◆ **Short problem**
Collect every line below that contains the word "title".

[Stored records]
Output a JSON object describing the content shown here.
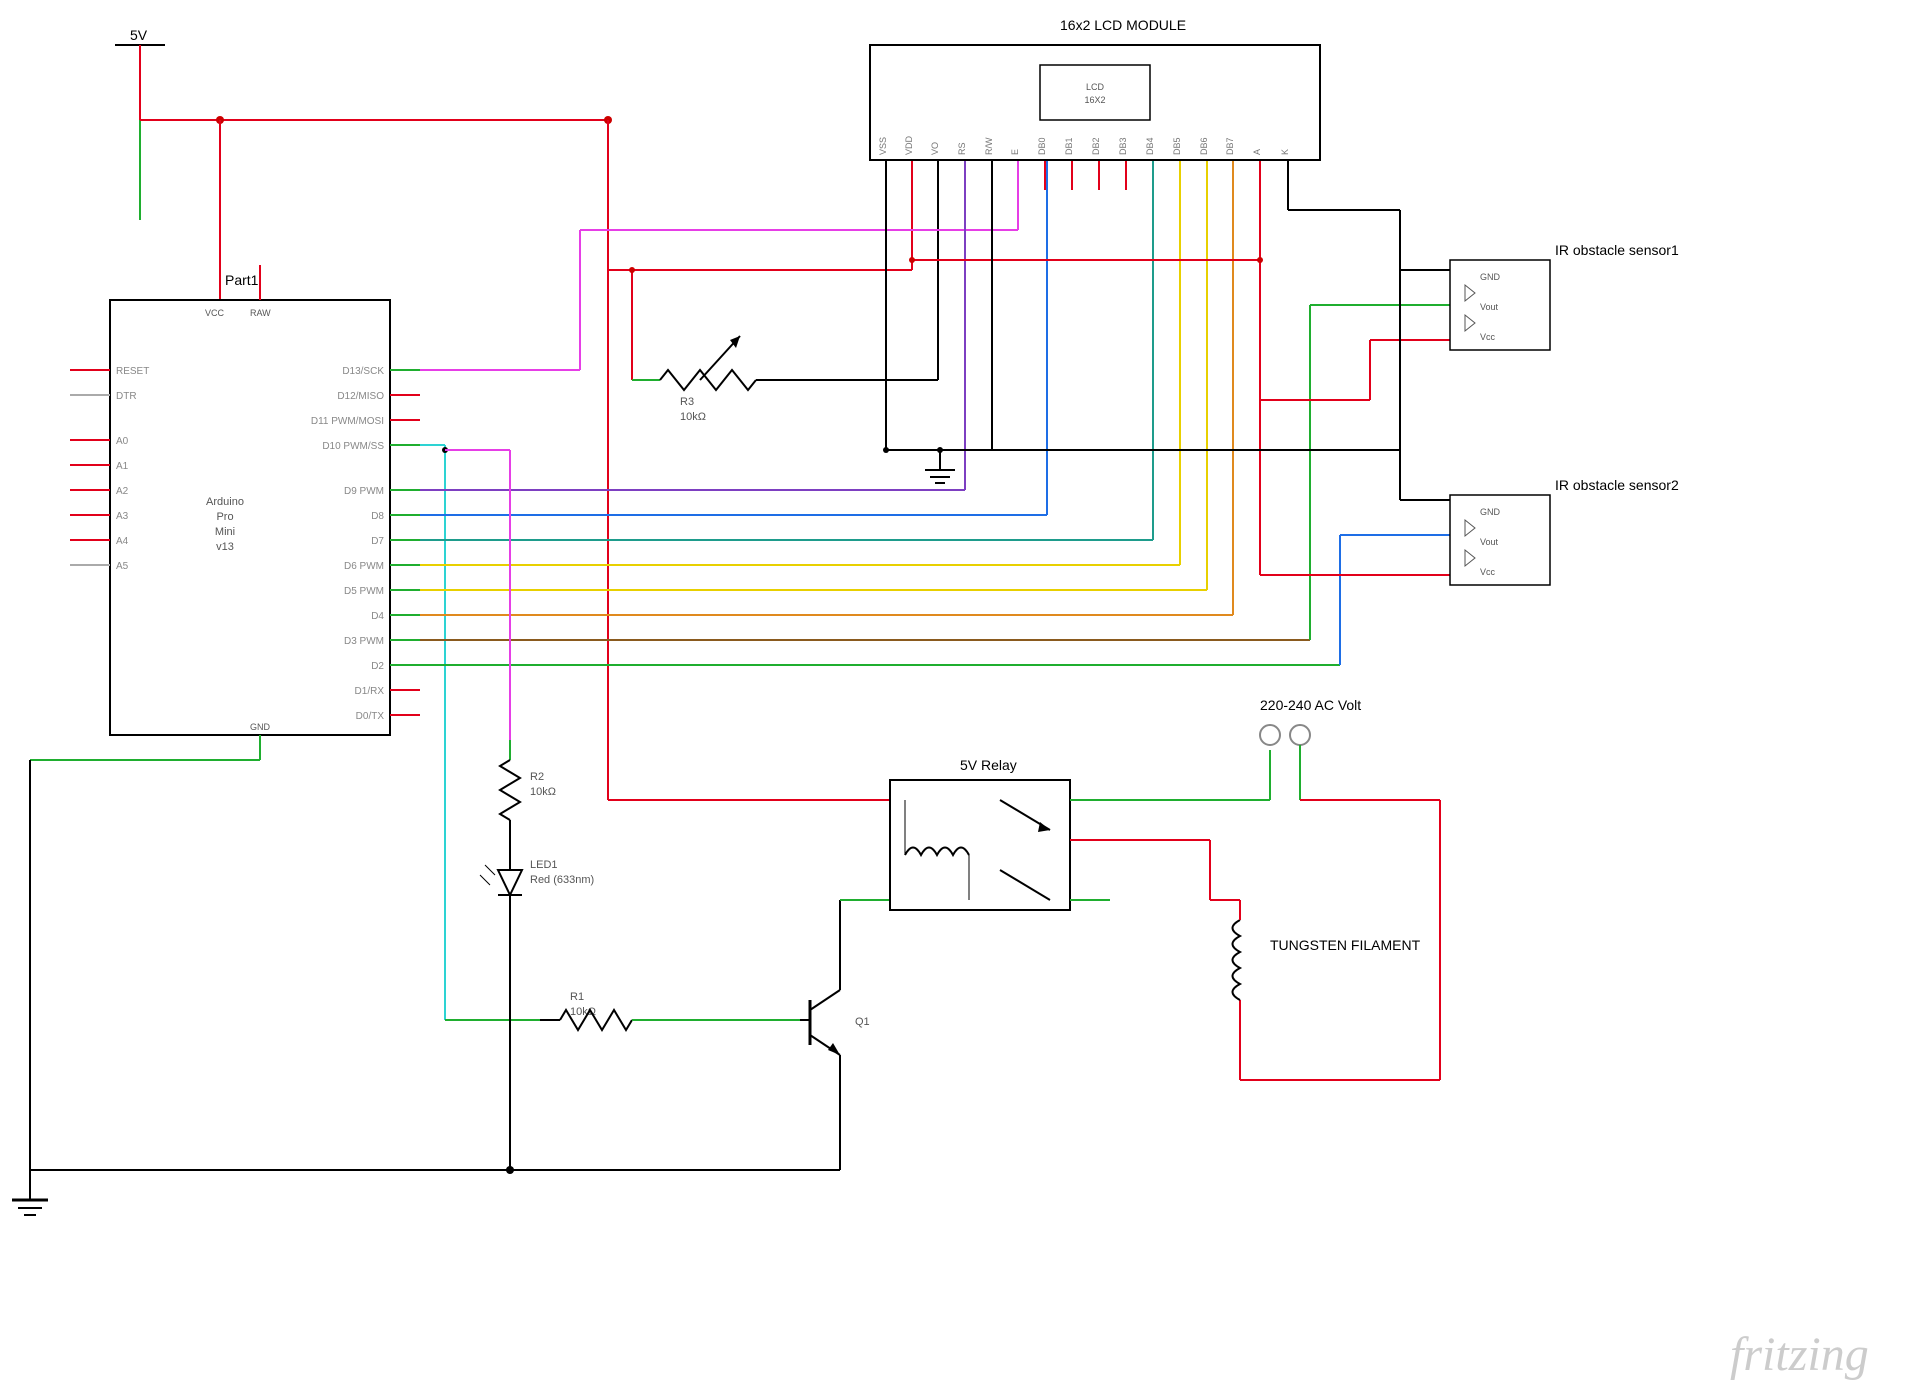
{
  "power_label": "5V",
  "arduino": {
    "part_label": "Part1",
    "chip_line1": "Arduino",
    "chip_line2": "Pro",
    "chip_line3": "Mini",
    "chip_line4": "v13",
    "pins_left": [
      "RESET",
      "DTR",
      "A0",
      "A1",
      "A2",
      "A3",
      "A4",
      "A5"
    ],
    "pins_right": [
      "D13/SCK",
      "D12/MISO",
      "D11 PWM/MOSI",
      "D10 PWM/SS",
      "D9 PWM",
      "D8",
      "D7",
      "D6 PWM",
      "D5 PWM",
      "D4",
      "D3 PWM",
      "D2",
      "D1/RX",
      "D0/TX"
    ],
    "vcc": "VCC",
    "raw": "RAW",
    "gnd": "GND"
  },
  "lcd": {
    "title": "16x2 LCD MODULE",
    "inner1": "LCD",
    "inner2": "16X2",
    "pins": [
      "VSS",
      "VDD",
      "VO",
      "RS",
      "R/W",
      "E",
      "DB0",
      "DB1",
      "DB2",
      "DB3",
      "DB4",
      "DB5",
      "DB6",
      "DB7",
      "A",
      "K"
    ]
  },
  "sensor1": {
    "title": "IR obstacle sensor1",
    "gnd": "GND",
    "vout": "Vout",
    "vcc": "Vcc"
  },
  "sensor2": {
    "title": "IR obstacle sensor2",
    "gnd": "GND",
    "vout": "Vout",
    "vcc": "Vcc"
  },
  "r1": {
    "name": "R1",
    "value": "10kΩ"
  },
  "r2": {
    "name": "R2",
    "value": "10kΩ"
  },
  "r3": {
    "name": "R3",
    "value": "10kΩ"
  },
  "led": {
    "name": "LED1",
    "desc": "Red (633nm)"
  },
  "q1": "Q1",
  "relay": "5V Relay",
  "ac": "220-240 AC Volt",
  "filament": "TUNGSTEN FILAMENT",
  "watermark": "fritzing"
}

◆ **Correct result**
    "title": "16x2 LCD MODULE",
    "title": "IR obstacle sensor1",
    "title": "IR obstacle sensor2",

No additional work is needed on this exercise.